# TASK STATEMENT:
Extract all data as written.

# GIVEN DATA:

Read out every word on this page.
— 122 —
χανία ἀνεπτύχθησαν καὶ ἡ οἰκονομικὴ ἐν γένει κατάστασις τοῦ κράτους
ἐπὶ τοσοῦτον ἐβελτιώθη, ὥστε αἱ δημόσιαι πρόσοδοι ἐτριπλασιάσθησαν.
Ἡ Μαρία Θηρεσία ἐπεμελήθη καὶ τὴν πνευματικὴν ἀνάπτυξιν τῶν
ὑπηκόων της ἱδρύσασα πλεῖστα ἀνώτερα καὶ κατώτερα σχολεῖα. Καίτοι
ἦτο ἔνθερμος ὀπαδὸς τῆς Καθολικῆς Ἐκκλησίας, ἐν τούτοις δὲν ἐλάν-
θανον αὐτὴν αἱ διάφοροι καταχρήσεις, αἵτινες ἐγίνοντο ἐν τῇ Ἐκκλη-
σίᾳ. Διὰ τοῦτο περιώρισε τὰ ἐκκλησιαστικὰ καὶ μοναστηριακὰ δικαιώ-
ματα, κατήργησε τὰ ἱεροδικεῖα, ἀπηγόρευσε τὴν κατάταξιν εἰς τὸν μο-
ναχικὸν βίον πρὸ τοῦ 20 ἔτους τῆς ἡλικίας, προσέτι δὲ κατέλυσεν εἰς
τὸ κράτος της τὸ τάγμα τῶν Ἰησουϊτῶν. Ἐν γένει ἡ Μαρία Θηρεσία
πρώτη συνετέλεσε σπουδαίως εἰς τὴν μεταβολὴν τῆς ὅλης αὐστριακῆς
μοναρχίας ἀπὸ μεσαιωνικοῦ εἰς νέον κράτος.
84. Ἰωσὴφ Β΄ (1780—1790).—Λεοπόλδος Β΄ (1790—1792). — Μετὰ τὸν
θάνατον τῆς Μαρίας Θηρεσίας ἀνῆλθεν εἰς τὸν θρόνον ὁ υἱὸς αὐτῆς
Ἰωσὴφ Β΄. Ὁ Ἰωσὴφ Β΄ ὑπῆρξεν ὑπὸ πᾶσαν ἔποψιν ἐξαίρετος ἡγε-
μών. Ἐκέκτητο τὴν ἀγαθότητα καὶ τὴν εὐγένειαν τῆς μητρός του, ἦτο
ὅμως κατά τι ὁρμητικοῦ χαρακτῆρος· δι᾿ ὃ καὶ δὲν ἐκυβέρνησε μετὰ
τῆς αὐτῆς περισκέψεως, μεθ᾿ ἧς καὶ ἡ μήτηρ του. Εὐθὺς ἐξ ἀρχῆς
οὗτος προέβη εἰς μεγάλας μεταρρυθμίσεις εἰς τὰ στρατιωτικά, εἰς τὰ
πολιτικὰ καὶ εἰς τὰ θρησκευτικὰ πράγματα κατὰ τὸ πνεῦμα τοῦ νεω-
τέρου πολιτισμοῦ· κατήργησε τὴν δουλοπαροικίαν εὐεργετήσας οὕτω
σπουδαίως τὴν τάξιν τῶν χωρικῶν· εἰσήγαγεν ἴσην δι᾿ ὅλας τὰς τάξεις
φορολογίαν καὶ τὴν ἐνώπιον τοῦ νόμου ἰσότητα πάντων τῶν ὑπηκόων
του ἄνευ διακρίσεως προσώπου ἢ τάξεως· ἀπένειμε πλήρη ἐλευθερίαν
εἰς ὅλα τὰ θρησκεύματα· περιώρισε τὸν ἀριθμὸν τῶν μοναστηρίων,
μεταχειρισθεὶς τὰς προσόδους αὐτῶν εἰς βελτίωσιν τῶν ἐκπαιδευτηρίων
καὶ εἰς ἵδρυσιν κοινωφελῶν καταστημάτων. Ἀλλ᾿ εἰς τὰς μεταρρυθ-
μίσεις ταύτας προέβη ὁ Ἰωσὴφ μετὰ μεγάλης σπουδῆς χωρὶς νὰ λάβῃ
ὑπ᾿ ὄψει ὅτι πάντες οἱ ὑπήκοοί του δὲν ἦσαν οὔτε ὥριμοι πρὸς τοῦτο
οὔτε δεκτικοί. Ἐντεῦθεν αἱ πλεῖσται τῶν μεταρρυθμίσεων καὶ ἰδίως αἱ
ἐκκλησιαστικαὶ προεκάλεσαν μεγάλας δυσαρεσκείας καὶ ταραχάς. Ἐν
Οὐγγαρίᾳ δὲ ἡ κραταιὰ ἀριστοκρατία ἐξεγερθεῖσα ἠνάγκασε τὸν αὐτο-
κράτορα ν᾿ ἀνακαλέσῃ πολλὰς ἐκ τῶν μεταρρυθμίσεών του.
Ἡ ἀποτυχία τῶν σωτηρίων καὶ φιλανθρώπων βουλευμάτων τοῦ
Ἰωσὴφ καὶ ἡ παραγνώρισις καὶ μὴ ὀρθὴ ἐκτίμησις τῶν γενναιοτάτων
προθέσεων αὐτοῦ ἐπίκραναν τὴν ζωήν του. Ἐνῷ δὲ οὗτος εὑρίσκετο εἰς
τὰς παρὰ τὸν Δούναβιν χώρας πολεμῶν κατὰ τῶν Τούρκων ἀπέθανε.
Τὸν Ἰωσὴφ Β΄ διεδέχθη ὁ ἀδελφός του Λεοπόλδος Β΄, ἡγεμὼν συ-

# WRITTEN SOLUTION:
Read out every word on this page.
— 122 —
χανία ἀνεπτύχθησαν καὶ ἡ οἰκονομικὴ ἐν γένει κατάστασις τοῦ κράτους
ἐπὶ τοσοῦτον ἐβελτιώθη, ὥστε αἱ δημόσιαι πρόσοδοι ἐτριπλασιάσθησαν.
Ἡ Μαρία Θηρεσία ἐπεμελήθη καὶ τὴν πνευματικὴν ἀνάπτυξιν τῶν
ὑπηκόων της ἱδρύσασα πλεῖστα ἀνώτερα καὶ κατώτερα σχολεῖα. Καίτοι
ἦτο ἔνθερμος ὀπαδὸς τῆς Καθολικῆς Ἐκκλησίας, ἐν τούτοις δὲν ἐλάν-
θανον αὐτὴν αἱ διάφοροι καταχρήσεις, αἵτινες ἐγίνοντο ἐν τῇ Ἐκκλη-
σίᾳ. Διὰ τοῦτο περιώρισε τὰ ἐκκλησιαστικὰ καὶ μοναστηριακὰ δικαιώ-
ματα, κατήργησε τὰ ἱεροδικεῖα, ἀπηγόρευσε τὴν κατάταξιν εἰς τὸν μο-
ναχικὸν βίον πρὸ τοῦ 20 ἔτους τῆς ἡλικίας, προσέτι δὲ κατέλυσεν εἰς
τὸ κράτος της τὸ τάγμα τῶν Ἰησουϊτῶν. Ἐν γένει ἡ Μαρία Θηρεσία
πρώτη συνετέλεσε σπουδαίως εἰς τὴν μεταβολὴν τῆς ὅλης αὐστριακῆς
μοναρχίας ἀπὸ μεσαιωνικοῦ εἰς νέον κράτος.
84. Ἰωσὴφ Β΄ (1780—1790).—Λεοπόλδος Β΄ (1790—1792). — Μετὰ τὸν
θάνατον τῆς Μαρίας Θηρεσίας ἀνῆλθεν εἰς τὸν θρόνον ὁ υἱὸς αὐτῆς
Ἰωσὴφ Β΄. Ὁ Ἰωσὴφ Β΄ ὑπῆρξεν ὑπὸ πᾶσαν ἔποψιν ἐξαίρετος ἡγε-
μών. Ἐκέκτητο τὴν ἀγαθότητα καὶ τὴν εὐγένειαν τῆς μητρός του, ἦτο
ὅμως κατά τι ὁρμητικοῦ χαρακτῆρος· δι᾿ ὃ καὶ δὲν ἐκυβέρνησε μετὰ
τῆς αὐτῆς περισκέψεως, μεθ᾿ ἧς καὶ ἡ μήτηρ του. Εὐθὺς ἐξ ἀρχῆς
οὗτος προέβη εἰς μεγάλας μεταρρυθμίσεις εἰς τὰ στρατιωτικά, εἰς τὰ
πολιτικὰ καὶ εἰς τὰ θρησκευτικὰ πράγματα κατὰ τὸ πνεῦμα τοῦ νεω-
τέρου πολιτισμοῦ· κατήργησε τὴν δουλοπαροικίαν εὐεργετήσας οὕτω
σπουδαίως τὴν τάξιν τῶν χωρικῶν· εἰσήγαγεν ἴσην δι᾿ ὅλας τὰς τάξεις
φορολογίαν καὶ τὴν ἐνώπιον τοῦ νόμου ἰσότητα πάντων τῶν ὑπηκόων
του ἄνευ διακρίσεως προσώπου ἢ τάξεως· ἀπένειμε πλήρη ἐλευθερίαν
εἰς ὅλα τὰ θρησκεύματα· περιώρισε τὸν ἀριθμὸν τῶν μοναστηρίων,
μεταχειρισθεὶς τὰς προσόδους αὐτῶν εἰς βελτίωσιν τῶν ἐκπαιδευτηρίων
καὶ εἰς ἵδρυσιν κοινωφελῶν καταστημάτων. Ἀλλ᾿ εἰς τὰς μεταρρυθ-
μίσεις ταύτας προέβη ὁ Ἰωσὴφ μετὰ μεγάλης σπουδῆς χωρὶς νὰ λάβῃ
ὑπ᾿ ὄψει ὅτι πάντες οἱ ὑπήκοοί του δὲν ἦσαν οὔτε ὥριμοι πρὸς τοῦτο
οὔτε δεκτικοί. Ἐντεῦθεν αἱ πλεῖσται τῶν μεταρρυθμίσεων καὶ ἰδίως αἱ
ἐκκλησιαστικαὶ προεκάλεσαν μεγάλας δυσαρεσκείας καὶ ταραχάς. Ἐν
Οὐγγαρίᾳ δὲ ἡ κραταιὰ ἀριστοκρατία ἐξεγερθεῖσα ἠνάγκασε τὸν αὐτο-
κράτορα ν᾿ ἀνακαλέσῃ πολλὰς ἐκ τῶν μεταρρυθμίσεών του.
Ἡ ἀποτυχία τῶν σωτηρίων καὶ φιλανθρώπων βουλευμάτων τοῦ
Ἰωσὴφ καὶ ἡ παραγνώρισις καὶ μὴ ὀρθὴ ἐκτίμησις τῶν γενναιοτάτων
προθέσεων αὐτοῦ ἐπίκραναν τὴν ζωήν του. Ἐνῷ δὲ οὗτος εὑρίσκετο εἰς
τὰς παρὰ τὸν Δούναβιν χώρας πολεμῶν κατὰ τῶν Τούρκων ἀπέθανε.
Τὸν Ἰωσὴφ Β΄ διεδέχθη ὁ ἀδελφός του Λεοπόλδος Β΄, ἡγεμὼν συ-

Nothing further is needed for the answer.